● Source text
────────

Blog – GRIT Insurance Group

What Is Builder’s Risk Insurance and When Is It Required?

Written by Justin P | Jul 17, 2025 4:54:55 AM

 

Builder’s risk insurance is one of those things people don’t think about until something goes wrong. Whether you're managing a ground-up build or a major renovation, there’s a lot at stake — and if a fire, theft, or storm hits mid-project, someone’s footing the bill.

The problem? Too many contractors and property owners assume builders risk insurance is handled by someone else. That’s where delays, disputes, and uncovered losses start to pile up.

In this post, we’ll break down exactly what builders risk insurance covers, when it’s required, and who’s usually responsible for the policy. If you’re involved in any stage of construction, this is one type of insurance you don’t want to guess on.

Here’s what you’ll learn:

  1. What builder’s risk insurance actually covers — and what it doesn’t.

  2. When the policy is typically required and by whom.

  3. Common coverage mistakes that cost time and money.

What Builder’s Risk Insurance Covers

Builders risk insurance is designed to cover buildings and structures while they’re under construction. That includes everything from residential custom homes to large commercial builds. It’s a temporary policy that starts when the project begins and ends once the job is complete or the property is occupied.

So what does it actually cover?

In most cases, builders risk insurance protects against physical damage to the structure itself and the materials on-site. This could include fire, vandalism, theft, certain types of weather damage, and even equipment breakdown in some cases — as long as it’s related to the build.

────────

● Given entries
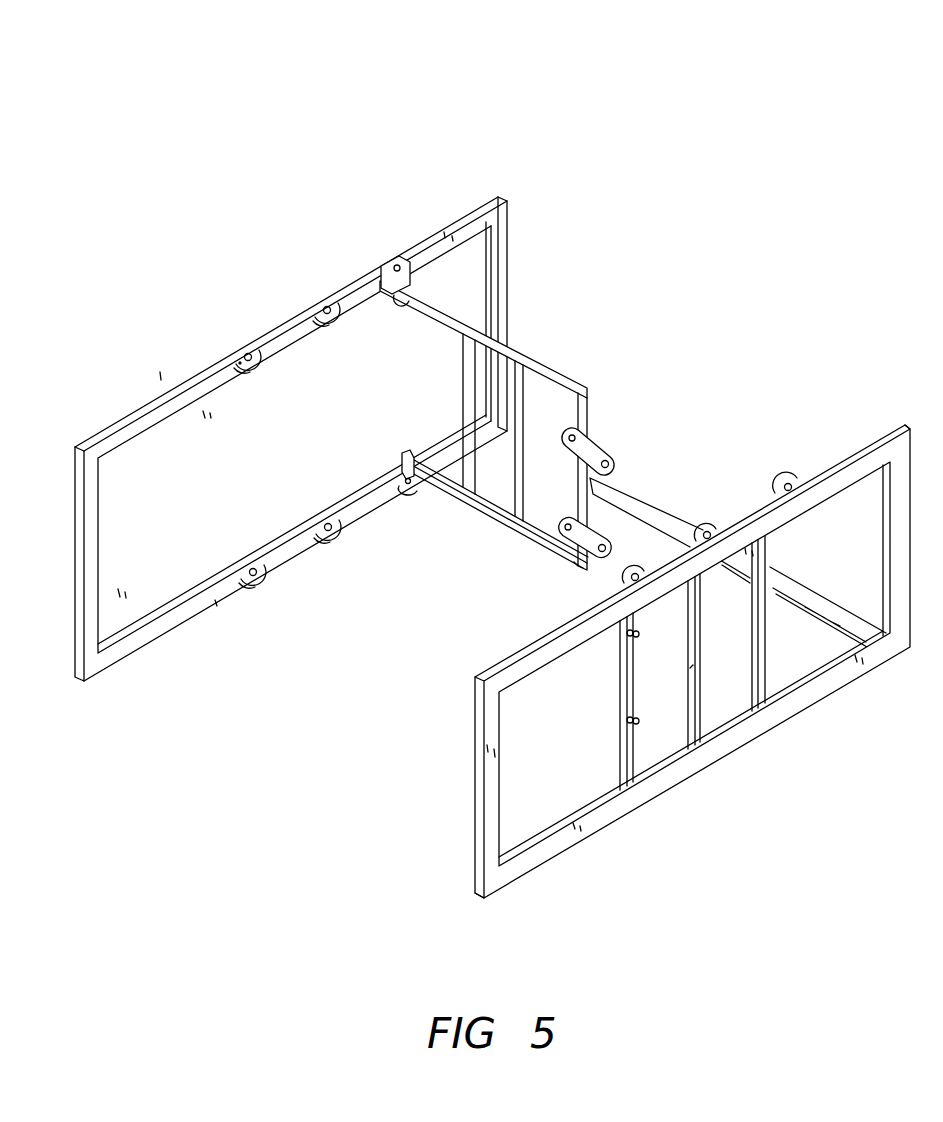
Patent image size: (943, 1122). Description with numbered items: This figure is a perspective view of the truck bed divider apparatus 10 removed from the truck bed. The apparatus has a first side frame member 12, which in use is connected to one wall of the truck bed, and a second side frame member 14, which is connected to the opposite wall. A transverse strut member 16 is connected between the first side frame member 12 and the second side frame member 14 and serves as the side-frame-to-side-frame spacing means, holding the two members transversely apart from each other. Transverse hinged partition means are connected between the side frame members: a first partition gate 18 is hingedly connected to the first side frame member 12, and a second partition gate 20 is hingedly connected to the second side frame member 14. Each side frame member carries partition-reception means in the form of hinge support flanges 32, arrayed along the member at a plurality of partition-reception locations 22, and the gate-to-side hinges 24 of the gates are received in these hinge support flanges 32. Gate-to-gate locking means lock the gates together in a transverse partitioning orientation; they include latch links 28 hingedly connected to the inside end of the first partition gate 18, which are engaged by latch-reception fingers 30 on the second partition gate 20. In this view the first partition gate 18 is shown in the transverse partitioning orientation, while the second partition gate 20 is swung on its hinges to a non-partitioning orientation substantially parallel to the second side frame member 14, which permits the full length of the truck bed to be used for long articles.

────────

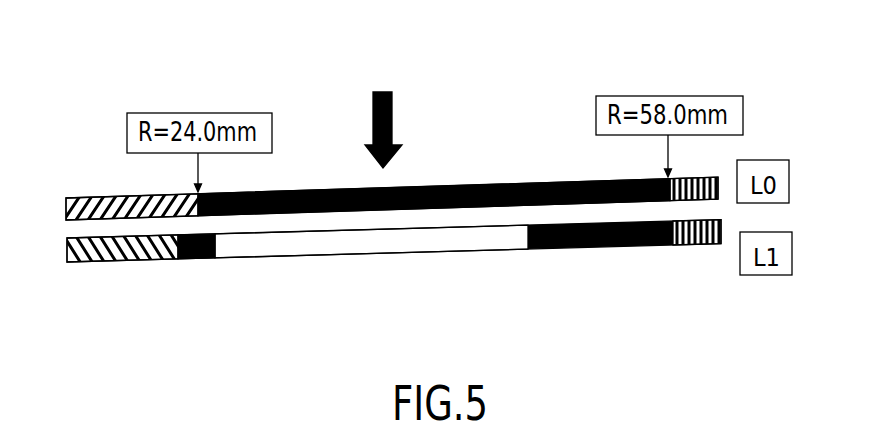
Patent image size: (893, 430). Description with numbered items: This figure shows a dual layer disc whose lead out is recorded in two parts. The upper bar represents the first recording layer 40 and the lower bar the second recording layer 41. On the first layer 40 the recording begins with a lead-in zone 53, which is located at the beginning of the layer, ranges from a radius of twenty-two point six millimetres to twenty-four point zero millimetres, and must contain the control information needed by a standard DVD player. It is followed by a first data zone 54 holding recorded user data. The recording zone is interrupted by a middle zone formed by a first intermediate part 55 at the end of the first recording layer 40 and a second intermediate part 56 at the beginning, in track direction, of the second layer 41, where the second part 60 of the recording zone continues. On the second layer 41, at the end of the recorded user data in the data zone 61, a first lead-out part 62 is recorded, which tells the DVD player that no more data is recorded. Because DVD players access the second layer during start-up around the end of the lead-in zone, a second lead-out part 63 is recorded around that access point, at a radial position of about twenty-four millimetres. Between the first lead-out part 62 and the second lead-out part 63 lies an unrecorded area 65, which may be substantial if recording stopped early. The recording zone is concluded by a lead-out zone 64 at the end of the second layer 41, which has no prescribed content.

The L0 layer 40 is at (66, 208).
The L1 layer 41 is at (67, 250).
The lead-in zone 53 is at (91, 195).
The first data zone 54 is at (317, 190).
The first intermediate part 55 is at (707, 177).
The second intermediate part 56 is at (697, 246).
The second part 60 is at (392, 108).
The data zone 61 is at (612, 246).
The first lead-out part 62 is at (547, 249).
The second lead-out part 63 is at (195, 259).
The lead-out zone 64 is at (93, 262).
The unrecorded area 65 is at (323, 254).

────────

● Task set
#1 Reproduce verbatim the passage of the builder's risk insurance post from "Builder’s risk insurance is" up to and including "to pile up.".
#2 Answer these questions from the builder's risk insurance post:
(a) Who is named as the writer?
(b) When does a builder's risk policy end?
(c) What do too many contractors and property owners assume about builders risk insurance?

● Set of answers
#1
Builder’s risk insurance is one of those things people don’t think about until something goes wrong. Whether you're managing a ground-up build or a major renovation, there’s a lot at stake — and if a fire, theft, or storm hits mid-project, someone’s footing the bill.

The problem? Too many contractors and property owners assume builders risk insurance is handled by someone else. That’s where delays, disputes, and uncovered losses start to pile up.

#2
(a) Justin P
(b) Once the job is complete or the property is occupied
(c) That it is handled by someone else